START DATA ROWS

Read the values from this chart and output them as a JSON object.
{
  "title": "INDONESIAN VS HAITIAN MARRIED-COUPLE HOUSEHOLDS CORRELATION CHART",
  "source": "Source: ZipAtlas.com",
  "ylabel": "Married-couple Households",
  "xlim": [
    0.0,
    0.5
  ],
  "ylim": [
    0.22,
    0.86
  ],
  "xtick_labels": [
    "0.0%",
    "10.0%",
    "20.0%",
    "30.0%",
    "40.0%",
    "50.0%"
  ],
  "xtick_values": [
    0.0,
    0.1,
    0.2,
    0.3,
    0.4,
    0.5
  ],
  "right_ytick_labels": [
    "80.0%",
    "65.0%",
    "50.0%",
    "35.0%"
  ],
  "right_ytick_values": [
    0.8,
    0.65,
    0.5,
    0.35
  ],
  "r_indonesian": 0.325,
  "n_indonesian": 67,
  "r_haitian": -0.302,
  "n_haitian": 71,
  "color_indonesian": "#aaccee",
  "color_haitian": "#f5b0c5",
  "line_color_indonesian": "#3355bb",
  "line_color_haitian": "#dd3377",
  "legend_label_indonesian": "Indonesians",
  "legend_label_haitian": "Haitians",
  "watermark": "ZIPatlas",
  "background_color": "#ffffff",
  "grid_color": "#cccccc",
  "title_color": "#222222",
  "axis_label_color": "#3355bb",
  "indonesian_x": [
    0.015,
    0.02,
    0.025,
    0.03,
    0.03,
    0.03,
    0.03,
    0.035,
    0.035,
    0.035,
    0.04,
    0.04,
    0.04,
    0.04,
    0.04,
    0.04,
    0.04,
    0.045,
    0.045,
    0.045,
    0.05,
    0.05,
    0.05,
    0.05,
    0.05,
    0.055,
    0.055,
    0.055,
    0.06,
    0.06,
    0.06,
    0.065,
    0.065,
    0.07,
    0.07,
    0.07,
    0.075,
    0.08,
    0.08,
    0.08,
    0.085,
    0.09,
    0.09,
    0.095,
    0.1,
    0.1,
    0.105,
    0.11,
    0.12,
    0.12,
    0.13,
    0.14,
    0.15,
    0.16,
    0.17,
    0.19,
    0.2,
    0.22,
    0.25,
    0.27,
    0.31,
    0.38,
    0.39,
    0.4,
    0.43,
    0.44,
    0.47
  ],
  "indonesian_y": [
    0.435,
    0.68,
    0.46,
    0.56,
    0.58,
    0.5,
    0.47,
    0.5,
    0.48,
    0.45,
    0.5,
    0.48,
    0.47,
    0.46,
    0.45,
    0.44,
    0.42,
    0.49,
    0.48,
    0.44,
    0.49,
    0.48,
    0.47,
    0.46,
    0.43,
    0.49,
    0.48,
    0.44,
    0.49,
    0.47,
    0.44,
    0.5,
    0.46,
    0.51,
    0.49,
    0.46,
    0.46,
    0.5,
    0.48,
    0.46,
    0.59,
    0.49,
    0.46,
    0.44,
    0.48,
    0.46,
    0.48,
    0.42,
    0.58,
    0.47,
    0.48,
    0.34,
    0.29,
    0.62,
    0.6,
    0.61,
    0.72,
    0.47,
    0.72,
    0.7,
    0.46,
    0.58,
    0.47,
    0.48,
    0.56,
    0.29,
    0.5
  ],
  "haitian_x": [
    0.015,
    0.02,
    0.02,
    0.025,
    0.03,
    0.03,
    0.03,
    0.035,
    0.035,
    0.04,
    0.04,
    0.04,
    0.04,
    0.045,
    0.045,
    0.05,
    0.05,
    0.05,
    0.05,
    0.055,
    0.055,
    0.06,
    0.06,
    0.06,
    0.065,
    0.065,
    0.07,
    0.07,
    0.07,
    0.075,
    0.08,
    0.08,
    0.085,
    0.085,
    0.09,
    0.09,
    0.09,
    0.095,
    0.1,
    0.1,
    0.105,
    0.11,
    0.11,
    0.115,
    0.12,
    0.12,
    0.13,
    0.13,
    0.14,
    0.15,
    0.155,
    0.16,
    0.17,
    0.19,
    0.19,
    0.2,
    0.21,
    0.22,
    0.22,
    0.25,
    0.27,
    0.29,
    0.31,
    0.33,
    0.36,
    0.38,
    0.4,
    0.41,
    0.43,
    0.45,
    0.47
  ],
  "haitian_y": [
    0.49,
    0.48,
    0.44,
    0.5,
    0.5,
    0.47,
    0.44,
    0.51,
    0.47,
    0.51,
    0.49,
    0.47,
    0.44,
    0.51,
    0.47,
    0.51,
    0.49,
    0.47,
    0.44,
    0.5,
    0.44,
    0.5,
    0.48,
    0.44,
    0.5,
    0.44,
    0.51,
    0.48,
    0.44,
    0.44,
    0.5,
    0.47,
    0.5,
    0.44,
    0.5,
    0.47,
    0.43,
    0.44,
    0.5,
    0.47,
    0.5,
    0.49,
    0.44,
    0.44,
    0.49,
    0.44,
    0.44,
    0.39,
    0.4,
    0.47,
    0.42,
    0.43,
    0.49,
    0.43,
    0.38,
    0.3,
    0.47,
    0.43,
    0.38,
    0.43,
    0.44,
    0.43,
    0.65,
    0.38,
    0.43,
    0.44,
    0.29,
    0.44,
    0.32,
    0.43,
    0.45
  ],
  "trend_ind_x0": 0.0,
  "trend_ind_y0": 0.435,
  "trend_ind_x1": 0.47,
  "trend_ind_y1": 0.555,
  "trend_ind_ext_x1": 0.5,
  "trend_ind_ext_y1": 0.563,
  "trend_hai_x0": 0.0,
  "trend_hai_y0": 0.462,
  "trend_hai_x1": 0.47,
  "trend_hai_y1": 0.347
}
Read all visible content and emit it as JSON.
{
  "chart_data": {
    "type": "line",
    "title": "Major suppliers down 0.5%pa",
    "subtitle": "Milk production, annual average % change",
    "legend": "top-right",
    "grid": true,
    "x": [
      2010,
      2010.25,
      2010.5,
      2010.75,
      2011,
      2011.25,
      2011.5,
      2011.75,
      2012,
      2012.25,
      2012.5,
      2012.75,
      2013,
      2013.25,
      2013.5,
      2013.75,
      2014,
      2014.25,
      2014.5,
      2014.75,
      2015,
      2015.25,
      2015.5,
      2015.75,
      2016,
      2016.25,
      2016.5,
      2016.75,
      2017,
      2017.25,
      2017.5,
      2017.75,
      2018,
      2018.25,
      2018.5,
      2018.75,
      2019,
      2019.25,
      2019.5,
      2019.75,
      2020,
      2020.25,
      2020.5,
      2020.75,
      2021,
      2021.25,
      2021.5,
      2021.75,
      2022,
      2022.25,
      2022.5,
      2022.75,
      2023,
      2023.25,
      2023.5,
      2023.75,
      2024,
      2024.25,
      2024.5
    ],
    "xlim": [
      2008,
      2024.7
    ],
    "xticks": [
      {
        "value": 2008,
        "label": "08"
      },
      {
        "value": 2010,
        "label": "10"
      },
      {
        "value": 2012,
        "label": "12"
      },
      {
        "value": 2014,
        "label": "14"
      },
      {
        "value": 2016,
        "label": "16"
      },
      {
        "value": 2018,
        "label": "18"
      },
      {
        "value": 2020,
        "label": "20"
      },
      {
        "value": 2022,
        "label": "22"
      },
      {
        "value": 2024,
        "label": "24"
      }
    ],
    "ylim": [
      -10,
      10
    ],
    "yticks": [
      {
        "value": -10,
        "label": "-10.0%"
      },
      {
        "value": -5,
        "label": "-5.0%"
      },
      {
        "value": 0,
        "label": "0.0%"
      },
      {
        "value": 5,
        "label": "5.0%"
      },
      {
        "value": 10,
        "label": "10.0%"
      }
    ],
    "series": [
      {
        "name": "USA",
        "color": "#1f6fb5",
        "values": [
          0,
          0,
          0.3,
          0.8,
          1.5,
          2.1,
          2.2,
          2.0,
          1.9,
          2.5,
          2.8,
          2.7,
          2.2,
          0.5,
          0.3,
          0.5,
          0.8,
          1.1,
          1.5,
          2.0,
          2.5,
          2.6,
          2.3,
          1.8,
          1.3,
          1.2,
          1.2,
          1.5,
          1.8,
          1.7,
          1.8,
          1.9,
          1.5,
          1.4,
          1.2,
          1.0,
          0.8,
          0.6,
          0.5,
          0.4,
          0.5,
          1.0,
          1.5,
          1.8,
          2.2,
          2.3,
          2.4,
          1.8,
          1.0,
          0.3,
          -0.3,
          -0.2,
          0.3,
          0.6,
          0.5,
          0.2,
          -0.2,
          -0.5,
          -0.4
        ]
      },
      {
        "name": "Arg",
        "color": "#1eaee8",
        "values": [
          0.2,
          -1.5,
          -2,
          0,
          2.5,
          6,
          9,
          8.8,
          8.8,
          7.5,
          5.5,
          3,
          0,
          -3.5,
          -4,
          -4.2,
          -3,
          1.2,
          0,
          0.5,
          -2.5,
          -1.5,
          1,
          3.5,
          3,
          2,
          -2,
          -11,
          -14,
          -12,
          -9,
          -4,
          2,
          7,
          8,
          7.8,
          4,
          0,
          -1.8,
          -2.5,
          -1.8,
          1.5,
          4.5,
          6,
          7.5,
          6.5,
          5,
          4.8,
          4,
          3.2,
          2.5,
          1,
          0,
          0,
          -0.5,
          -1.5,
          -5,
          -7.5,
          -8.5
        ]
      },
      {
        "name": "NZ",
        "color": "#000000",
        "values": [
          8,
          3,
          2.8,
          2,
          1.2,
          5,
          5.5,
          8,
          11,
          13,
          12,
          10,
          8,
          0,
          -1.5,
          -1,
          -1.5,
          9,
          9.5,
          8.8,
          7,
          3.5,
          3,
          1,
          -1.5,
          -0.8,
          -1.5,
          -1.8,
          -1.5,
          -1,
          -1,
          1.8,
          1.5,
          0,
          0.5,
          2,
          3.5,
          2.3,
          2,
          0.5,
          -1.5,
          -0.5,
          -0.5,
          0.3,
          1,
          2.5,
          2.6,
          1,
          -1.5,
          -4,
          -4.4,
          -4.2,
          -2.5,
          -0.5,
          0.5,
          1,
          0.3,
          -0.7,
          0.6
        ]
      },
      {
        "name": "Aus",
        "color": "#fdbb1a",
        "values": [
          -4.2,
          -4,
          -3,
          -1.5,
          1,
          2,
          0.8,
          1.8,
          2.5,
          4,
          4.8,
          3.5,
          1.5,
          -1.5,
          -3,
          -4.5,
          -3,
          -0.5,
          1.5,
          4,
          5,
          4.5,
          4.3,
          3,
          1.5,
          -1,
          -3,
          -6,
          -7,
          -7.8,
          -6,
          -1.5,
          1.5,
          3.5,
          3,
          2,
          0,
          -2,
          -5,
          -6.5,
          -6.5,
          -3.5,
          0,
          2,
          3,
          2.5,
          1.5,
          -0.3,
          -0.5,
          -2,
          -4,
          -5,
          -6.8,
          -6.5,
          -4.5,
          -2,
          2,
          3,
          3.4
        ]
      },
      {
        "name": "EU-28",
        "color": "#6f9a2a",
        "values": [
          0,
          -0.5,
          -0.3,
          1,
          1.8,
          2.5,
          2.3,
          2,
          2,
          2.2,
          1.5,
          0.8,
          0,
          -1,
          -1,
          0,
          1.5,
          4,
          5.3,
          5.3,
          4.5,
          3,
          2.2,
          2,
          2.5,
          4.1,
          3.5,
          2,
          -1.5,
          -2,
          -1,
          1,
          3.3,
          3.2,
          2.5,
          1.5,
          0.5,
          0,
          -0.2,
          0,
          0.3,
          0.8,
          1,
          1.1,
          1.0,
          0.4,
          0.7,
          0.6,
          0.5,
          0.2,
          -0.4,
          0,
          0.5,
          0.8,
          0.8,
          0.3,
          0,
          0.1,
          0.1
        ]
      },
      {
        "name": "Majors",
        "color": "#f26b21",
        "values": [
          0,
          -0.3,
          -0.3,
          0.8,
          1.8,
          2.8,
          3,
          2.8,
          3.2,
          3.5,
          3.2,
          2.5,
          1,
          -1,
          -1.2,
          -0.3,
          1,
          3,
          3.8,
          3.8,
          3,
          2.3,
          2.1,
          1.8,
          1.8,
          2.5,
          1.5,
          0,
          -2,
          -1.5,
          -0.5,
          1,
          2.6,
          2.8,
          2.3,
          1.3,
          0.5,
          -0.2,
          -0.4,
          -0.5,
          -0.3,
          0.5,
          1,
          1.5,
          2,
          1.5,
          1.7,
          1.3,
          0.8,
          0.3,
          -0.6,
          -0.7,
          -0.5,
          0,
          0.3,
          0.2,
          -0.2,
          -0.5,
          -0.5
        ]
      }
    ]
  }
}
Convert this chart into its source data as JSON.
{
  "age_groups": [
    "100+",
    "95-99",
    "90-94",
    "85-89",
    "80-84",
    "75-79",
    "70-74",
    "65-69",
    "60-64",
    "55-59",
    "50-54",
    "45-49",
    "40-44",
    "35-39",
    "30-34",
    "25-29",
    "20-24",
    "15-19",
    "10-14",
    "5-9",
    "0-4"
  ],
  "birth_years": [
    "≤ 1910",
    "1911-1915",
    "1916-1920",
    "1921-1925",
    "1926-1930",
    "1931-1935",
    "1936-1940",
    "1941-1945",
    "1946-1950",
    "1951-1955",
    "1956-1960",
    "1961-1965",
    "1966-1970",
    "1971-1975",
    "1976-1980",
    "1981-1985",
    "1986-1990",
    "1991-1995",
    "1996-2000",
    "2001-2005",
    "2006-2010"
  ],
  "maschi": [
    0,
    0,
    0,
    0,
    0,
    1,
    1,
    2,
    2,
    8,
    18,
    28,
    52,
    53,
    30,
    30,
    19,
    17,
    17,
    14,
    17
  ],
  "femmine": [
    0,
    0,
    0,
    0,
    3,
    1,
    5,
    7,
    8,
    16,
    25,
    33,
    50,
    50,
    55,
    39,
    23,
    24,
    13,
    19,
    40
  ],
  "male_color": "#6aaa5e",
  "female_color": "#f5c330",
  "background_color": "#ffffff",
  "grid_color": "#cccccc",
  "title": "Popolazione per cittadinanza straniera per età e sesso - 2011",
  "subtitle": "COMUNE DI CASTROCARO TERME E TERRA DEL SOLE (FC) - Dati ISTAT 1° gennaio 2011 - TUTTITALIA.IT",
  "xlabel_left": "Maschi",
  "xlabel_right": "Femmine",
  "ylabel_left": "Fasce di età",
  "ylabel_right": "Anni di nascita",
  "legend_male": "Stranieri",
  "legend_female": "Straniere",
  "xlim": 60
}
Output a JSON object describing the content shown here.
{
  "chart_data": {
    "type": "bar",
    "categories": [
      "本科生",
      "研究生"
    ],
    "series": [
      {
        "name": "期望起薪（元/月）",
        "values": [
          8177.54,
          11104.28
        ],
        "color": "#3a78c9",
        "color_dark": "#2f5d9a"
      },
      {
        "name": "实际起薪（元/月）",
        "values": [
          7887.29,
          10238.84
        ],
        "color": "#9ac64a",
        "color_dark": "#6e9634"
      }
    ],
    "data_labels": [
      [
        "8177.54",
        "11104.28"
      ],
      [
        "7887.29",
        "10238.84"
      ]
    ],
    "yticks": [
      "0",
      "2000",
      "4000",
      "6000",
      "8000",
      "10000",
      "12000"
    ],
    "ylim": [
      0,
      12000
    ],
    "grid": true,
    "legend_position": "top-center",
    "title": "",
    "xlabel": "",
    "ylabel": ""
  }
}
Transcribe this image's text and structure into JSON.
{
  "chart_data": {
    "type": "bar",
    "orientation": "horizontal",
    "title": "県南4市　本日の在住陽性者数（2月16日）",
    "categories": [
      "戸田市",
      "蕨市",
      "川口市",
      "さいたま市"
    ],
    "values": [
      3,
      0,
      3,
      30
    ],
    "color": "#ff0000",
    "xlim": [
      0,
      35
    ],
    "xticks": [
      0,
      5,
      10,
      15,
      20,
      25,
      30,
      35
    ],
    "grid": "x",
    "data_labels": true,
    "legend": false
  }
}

END DATA ROWS

Look through the data and gather every line with the string "name" in it.

        "name": "USA",
        "name": "Arg",
        "name": "NZ",
        "name": "Aus",
        "name": "EU-28",
        "name": "Majors",
        "name": "期望起薪（元/月）",
        "name": "实际起薪（元/月）",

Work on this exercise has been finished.